══ Records supplied

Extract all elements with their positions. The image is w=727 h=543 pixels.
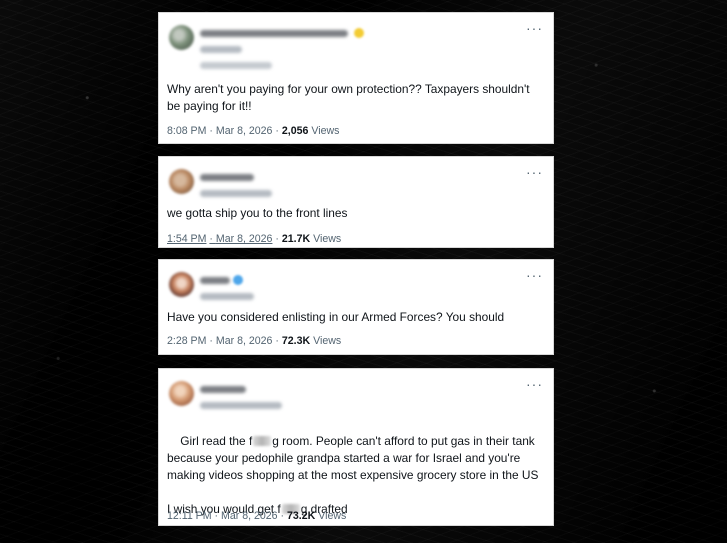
tweet-meta: 1:54 PM · Mar 8, 2026 · 21.7K Views	[167, 233, 341, 245]
tweet-meta: 12:11 PM · Mar 8, 2026 · 73.2K Views	[167, 510, 346, 522]
more-options-icon[interactable]: ···	[526, 165, 543, 179]
blurred-handle[interactable]	[200, 46, 242, 53]
tweet-time[interactable]: 12:11 PM	[167, 510, 212, 522]
blurred-handle[interactable]	[200, 190, 272, 197]
tweet-text: we gotta ship you to the front lines	[167, 206, 348, 220]
views-count: 2,056	[281, 125, 309, 137]
verified-badge-icon	[354, 28, 364, 38]
blurred-subtext	[200, 62, 272, 69]
avatar[interactable]	[169, 169, 194, 194]
more-options-icon[interactable]: ···	[526, 21, 543, 35]
tweet-date[interactable]: Mar 8, 2026	[216, 233, 273, 245]
tweet-time[interactable]: 1:54 PM	[167, 233, 206, 245]
more-options-icon[interactable]: ···	[526, 377, 543, 391]
tweet-meta: 8:08 PM · Mar 8, 2026 · 2,056 Views	[167, 125, 339, 137]
blurred-handle[interactable]	[200, 402, 282, 409]
views-count: 72.3K	[281, 335, 311, 347]
tweet-text: Have you considered enlisting in our Arm…	[167, 310, 505, 324]
tweet-card[interactable]: ··· Girl read the fg room. People can't …	[158, 368, 554, 526]
views-label: Views	[313, 233, 342, 245]
blurred-display-name[interactable]	[200, 30, 348, 37]
verified-badge-icon	[233, 275, 243, 285]
avatar[interactable]	[169, 25, 194, 50]
tweet-text: Why aren't you paying for your own prote…	[167, 82, 533, 113]
tweet-date[interactable]: Mar 8, 2026	[216, 335, 273, 347]
avatar[interactable]	[169, 272, 194, 297]
tweet-time[interactable]: 2:28 PM	[167, 335, 206, 347]
views-count: 73.2K	[286, 510, 316, 522]
blurred-user-meta	[200, 27, 390, 79]
views-label: Views	[311, 125, 340, 137]
tweet-date[interactable]: Mar 8, 2026	[221, 510, 278, 522]
avatar[interactable]	[169, 381, 194, 406]
views-label: Views	[318, 510, 347, 522]
blurred-handle[interactable]	[200, 293, 254, 300]
tweet-card[interactable]: ··· Have you considered enlisting in our…	[158, 259, 554, 355]
views-label: Views	[313, 335, 342, 347]
views-count: 21.7K	[281, 233, 311, 245]
tweet-card[interactable]: ··· Why aren't you paying for your own p…	[158, 12, 554, 144]
blurred-display-name[interactable]	[200, 277, 230, 284]
tweet-card[interactable]: ··· we gotta ship you to the front lines…	[158, 156, 554, 248]
censor-blur	[253, 436, 272, 446]
blurred-display-name[interactable]	[200, 386, 246, 393]
tweet-time[interactable]: 8:08 PM	[167, 125, 206, 137]
tweet-meta: 2:28 PM · Mar 8, 2026 · 72.3K Views	[167, 335, 341, 347]
tweet-text-part: Girl read the f	[180, 434, 253, 448]
tweet-date[interactable]: Mar 8, 2026	[216, 125, 273, 137]
more-options-icon[interactable]: ···	[526, 268, 543, 282]
blurred-display-name[interactable]	[200, 174, 254, 181]
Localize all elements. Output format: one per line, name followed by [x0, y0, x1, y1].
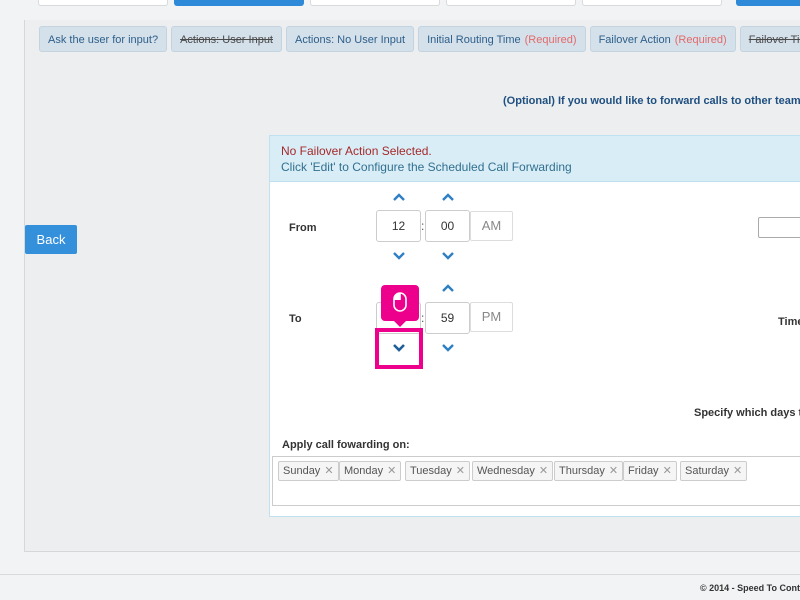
remove-icon[interactable]: ✕ [539, 462, 548, 480]
time-separator: : [421, 311, 425, 325]
day-chip-sunday: Sunday ✕ [278, 461, 339, 481]
day-chip-label: Sunday [283, 465, 321, 477]
from-label: From [289, 222, 317, 234]
day-chip-label: Thursday [559, 465, 605, 477]
day-chip-label: Tuesday [410, 465, 452, 477]
tab-label: Actions: User Input [180, 34, 273, 46]
apply-forwarding-label: Apply call fowarding on: [282, 439, 410, 451]
from-ampm-toggle[interactable]: AM [470, 211, 513, 241]
top-segment[interactable] [38, 0, 168, 6]
from-hour-input[interactable]: 12 [376, 210, 421, 242]
top-bar [0, 0, 800, 8]
tab-initial-routing-time[interactable]: Initial Routing Time (Required) [418, 26, 586, 52]
click-tooltip [381, 285, 419, 327]
time-label: Time [778, 316, 800, 328]
chevron-up-icon[interactable] [441, 283, 455, 293]
remove-icon[interactable]: ✕ [387, 462, 396, 480]
day-chip-monday: Monday ✕ [339, 461, 402, 481]
top-segment[interactable] [310, 0, 440, 6]
remove-icon[interactable]: ✕ [733, 462, 742, 480]
day-chip-friday: Friday ✕ [623, 461, 677, 481]
back-button[interactable]: Back [25, 225, 77, 254]
remove-icon[interactable]: ✕ [609, 462, 618, 480]
card-header: No Failover Action Selected. Click 'Edit… [270, 136, 800, 182]
chevron-down-icon[interactable] [441, 343, 455, 353]
tab-failover-timeout[interactable]: Failover Timeout [739, 26, 800, 52]
day-chip-label: Wednesday [477, 465, 535, 477]
from-minute-input[interactable]: 00 [425, 210, 470, 242]
click-highlight-box [375, 328, 423, 369]
to-ampm-toggle[interactable]: PM [470, 302, 513, 332]
copyright-text: © 2014 - Speed To Cont [700, 583, 800, 593]
chevron-down-icon[interactable] [392, 251, 406, 261]
failover-warning: No Failover Action Selected. [281, 144, 432, 158]
tab-label: Failover Action [598, 34, 671, 46]
remove-icon[interactable]: ✕ [456, 462, 465, 480]
remove-icon[interactable]: ✕ [324, 462, 333, 480]
tab-actions-user-input[interactable]: Actions: User Input [171, 26, 282, 52]
day-chip-thursday: Thursday ✕ [554, 461, 624, 481]
to-label: To [289, 313, 302, 325]
mouse-icon [393, 292, 407, 312]
remove-icon[interactable]: ✕ [663, 462, 672, 480]
wizard-tabs: Ask the user for input? Actions: User In… [39, 26, 800, 52]
page-footer: © 2014 - Speed To Cont [0, 574, 800, 600]
chevron-up-icon[interactable] [392, 192, 406, 202]
required-marker: (Required) [524, 34, 577, 46]
tab-label: Failover Timeout [748, 34, 800, 46]
time-separator: : [421, 219, 425, 233]
day-chip-tuesday: Tuesday ✕ [405, 461, 471, 481]
day-chip-label: Friday [628, 465, 659, 477]
to-minute-input[interactable]: 59 [425, 302, 470, 334]
tab-failover-action[interactable]: Failover Action (Required) [589, 26, 736, 52]
top-segment[interactable] [582, 0, 722, 6]
chevron-up-icon[interactable] [441, 192, 455, 202]
required-marker: (Required) [674, 34, 727, 46]
optional-forward-note: (Optional) If you would like to forward … [503, 95, 800, 107]
chevron-down-icon[interactable] [441, 251, 455, 261]
day-chip-wednesday: Wednesday ✕ [472, 461, 554, 481]
tab-label: Actions: No User Input [295, 34, 406, 46]
day-chip-saturday: Saturday ✕ [680, 461, 748, 481]
tab-ask-user[interactable]: Ask the user for input? [39, 26, 168, 52]
top-segment[interactable] [446, 0, 576, 6]
day-chip-label: Monday [344, 465, 384, 477]
day-chip-label: Saturday [685, 465, 730, 477]
tab-label: Ask the user for input? [48, 34, 159, 46]
top-segment-active[interactable] [174, 0, 304, 6]
days-multiselect[interactable]: Sunday ✕ Monday ✕ Tuesday ✕ Wednesday ✕ Thur… [272, 456, 800, 506]
specify-days-label: Specify which days to [694, 407, 800, 419]
top-segment-active[interactable] [736, 0, 800, 6]
right-input-field[interactable] [758, 217, 800, 238]
configure-info: Click 'Edit' to Configure the Scheduled … [281, 160, 572, 174]
tab-actions-no-user-input[interactable]: Actions: No User Input [286, 26, 415, 52]
tab-label: Initial Routing Time [427, 34, 521, 46]
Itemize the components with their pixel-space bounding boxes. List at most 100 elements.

════

*Stated task:*
Rewrite as a JSON list of strings, one per line, the items from the line containing "remove-icon[interactable]: ✕ [539, 462, 548, 480]" through the line containing "day-chip-label: Thursday [559, 465, 605, 477]", leaving out any blank lines.

*Full response:*
[
  "remove-icon[interactable]: ✕ [539, 462, 548, 480]",
  "time-separator: : [421, 311, 425, 325]",
  "day-chip-sunday: Sunday ✕ [278, 461, 339, 481]",
  "day-chip-label: Sunday [283, 465, 321, 477]",
  "from-label: From [289, 222, 317, 234]",
  "day-chip-label: Thursday [559, 465, 605, 477]"
]